RECORDS TO USE =
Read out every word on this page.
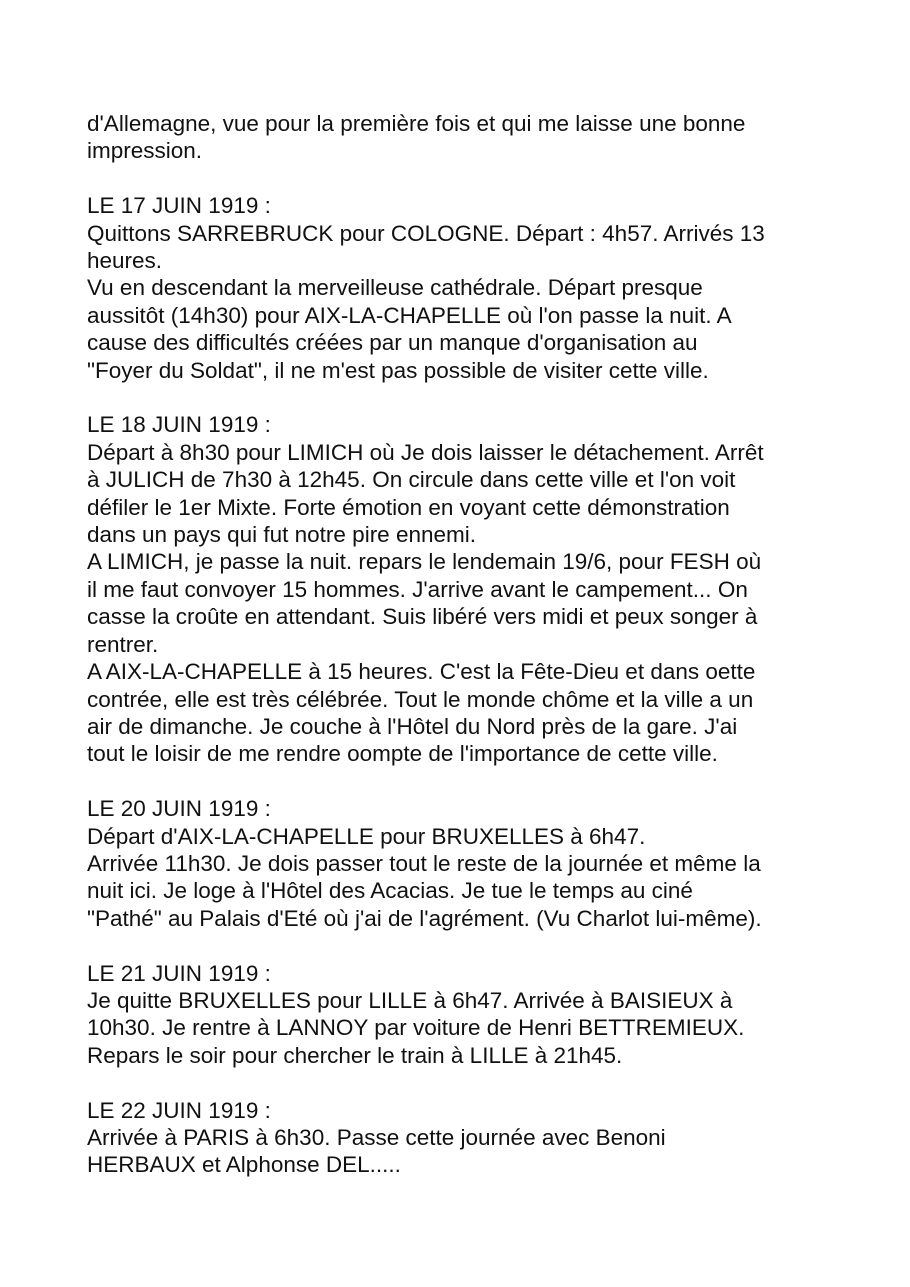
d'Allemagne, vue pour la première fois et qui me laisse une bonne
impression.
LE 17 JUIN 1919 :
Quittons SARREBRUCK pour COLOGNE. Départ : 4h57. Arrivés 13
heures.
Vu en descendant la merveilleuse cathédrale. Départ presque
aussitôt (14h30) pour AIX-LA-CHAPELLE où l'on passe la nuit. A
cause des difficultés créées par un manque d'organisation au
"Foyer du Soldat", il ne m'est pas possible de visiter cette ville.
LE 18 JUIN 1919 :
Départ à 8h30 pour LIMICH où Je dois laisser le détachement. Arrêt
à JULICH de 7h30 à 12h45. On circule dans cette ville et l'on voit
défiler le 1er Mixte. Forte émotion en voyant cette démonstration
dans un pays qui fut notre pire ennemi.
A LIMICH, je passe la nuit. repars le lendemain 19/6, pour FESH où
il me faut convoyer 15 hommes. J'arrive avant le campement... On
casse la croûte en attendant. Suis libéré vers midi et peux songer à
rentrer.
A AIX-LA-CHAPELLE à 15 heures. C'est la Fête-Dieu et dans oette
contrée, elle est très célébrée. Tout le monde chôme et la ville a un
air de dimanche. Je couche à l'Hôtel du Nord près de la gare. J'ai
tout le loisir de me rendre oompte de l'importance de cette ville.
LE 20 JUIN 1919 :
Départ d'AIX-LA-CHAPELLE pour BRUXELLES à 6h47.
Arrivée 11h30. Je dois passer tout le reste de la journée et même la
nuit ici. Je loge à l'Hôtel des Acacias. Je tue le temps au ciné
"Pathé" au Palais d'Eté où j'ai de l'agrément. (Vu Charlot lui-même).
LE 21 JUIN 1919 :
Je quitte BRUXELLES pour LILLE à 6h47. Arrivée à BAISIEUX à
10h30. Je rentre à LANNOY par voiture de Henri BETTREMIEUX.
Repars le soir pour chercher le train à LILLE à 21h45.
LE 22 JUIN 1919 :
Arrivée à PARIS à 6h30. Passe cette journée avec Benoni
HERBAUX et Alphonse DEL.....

==

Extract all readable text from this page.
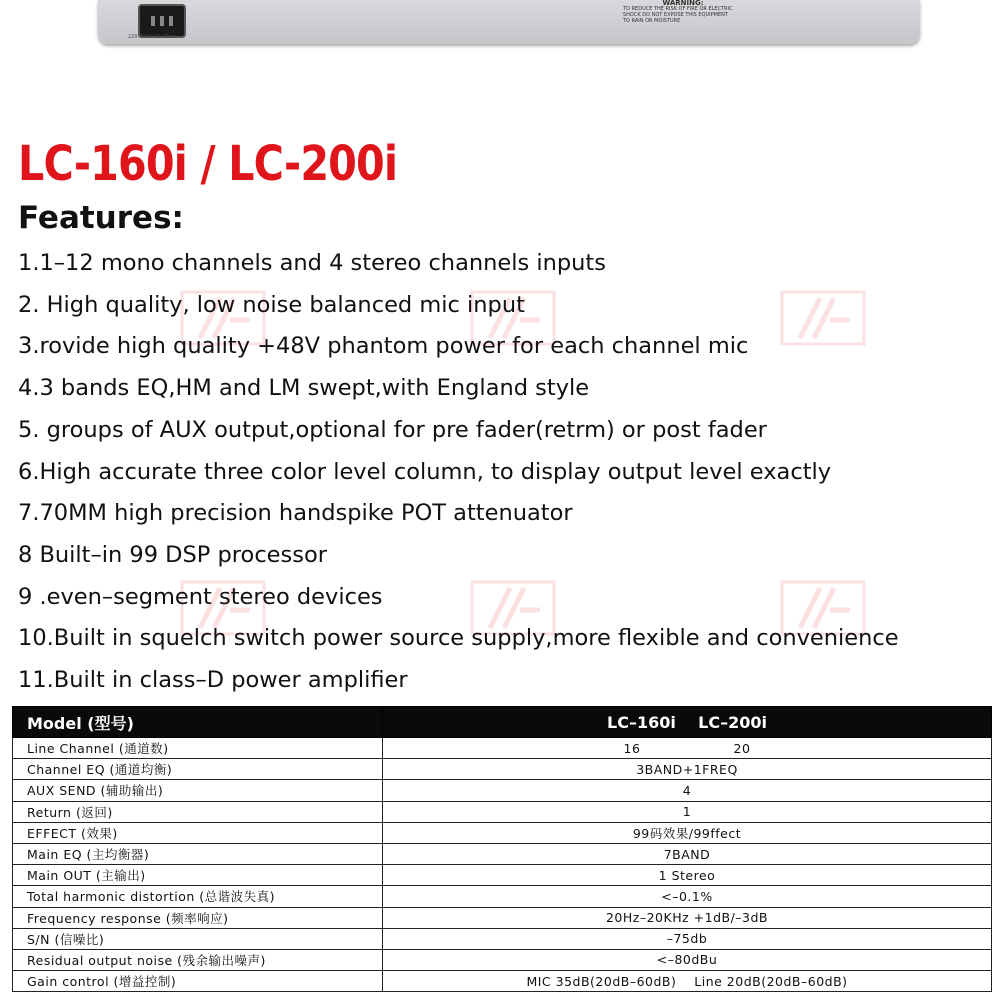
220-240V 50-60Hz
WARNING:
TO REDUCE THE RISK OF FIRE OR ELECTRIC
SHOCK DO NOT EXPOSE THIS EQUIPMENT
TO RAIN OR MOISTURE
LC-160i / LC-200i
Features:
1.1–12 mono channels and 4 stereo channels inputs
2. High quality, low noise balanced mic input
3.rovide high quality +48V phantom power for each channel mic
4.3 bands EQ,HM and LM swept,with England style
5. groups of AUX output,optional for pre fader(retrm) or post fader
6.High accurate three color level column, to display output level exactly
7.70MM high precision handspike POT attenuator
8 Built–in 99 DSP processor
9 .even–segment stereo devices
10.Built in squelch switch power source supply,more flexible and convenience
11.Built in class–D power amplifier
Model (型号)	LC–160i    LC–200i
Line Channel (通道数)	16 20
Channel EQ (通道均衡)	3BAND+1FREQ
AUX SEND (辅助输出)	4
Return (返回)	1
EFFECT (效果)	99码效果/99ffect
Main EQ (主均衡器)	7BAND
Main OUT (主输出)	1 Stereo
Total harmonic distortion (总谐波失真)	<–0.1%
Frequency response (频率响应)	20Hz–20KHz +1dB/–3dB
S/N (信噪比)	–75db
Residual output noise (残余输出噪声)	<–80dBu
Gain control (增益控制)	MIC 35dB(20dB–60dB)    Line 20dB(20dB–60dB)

--

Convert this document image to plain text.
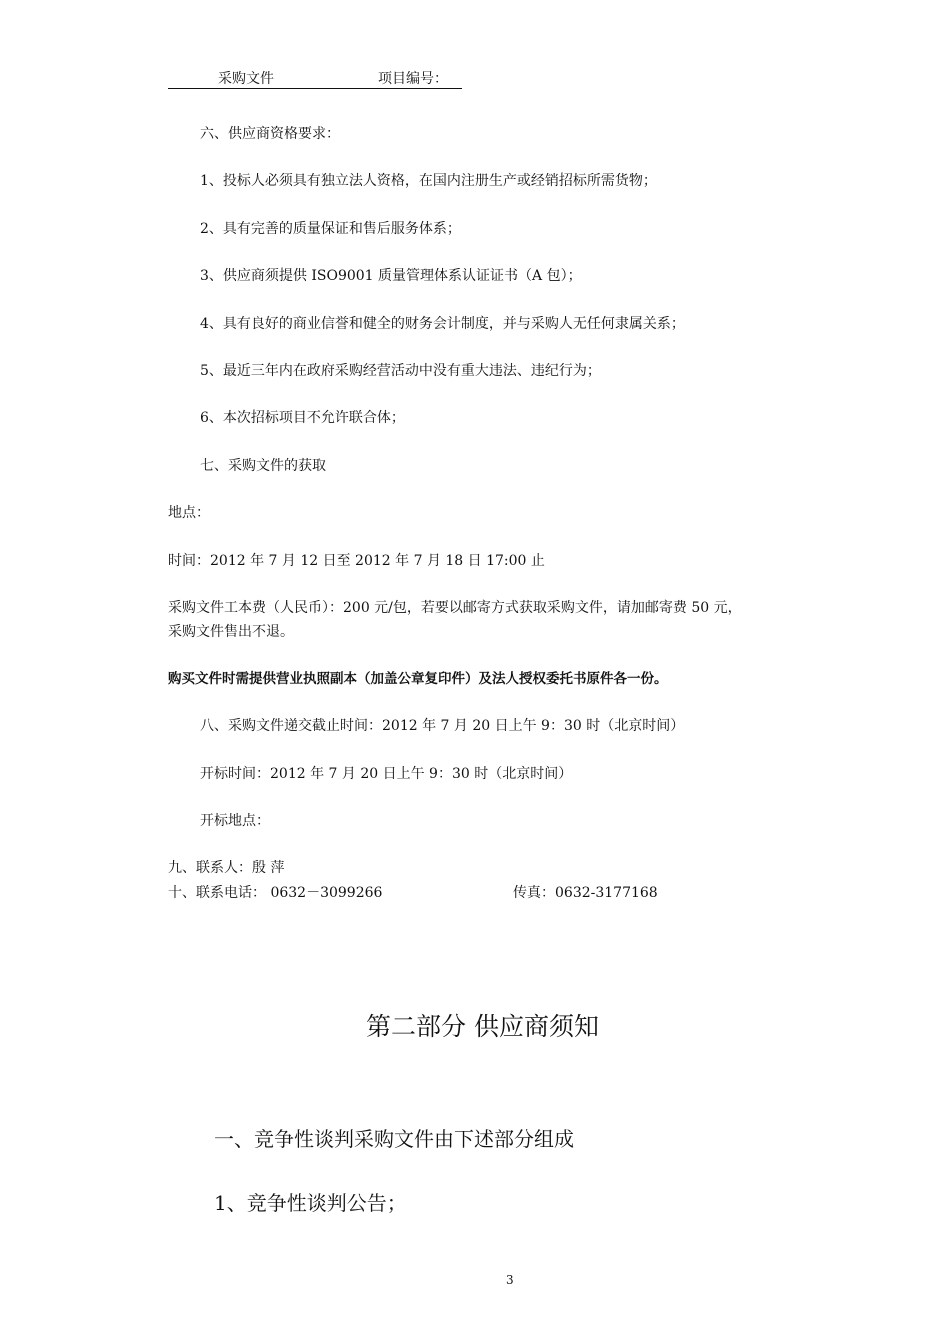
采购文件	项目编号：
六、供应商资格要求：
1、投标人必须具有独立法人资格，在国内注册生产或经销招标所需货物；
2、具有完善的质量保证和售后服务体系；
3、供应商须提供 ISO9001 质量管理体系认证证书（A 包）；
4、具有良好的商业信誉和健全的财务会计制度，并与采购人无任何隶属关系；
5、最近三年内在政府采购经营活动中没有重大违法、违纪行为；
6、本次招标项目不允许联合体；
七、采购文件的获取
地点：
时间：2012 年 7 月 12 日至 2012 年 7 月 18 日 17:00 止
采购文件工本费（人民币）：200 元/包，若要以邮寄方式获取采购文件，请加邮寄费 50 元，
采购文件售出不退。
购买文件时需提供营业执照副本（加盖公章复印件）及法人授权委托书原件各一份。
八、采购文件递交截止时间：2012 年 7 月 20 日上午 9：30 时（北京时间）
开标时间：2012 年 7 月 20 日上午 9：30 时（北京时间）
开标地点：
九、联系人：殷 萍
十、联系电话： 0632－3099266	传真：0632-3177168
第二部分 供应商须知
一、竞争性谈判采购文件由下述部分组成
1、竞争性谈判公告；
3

PROBLEM STATEMENT =
Pull out all lines from the entries above that include the word "dois".

ANSWER IN FULL =
Départ à 8h30 pour LIMICH où Je dois laisser le détachement. Arrêt
Arrivée 11h30. Je dois passer tout le reste de la journée et même la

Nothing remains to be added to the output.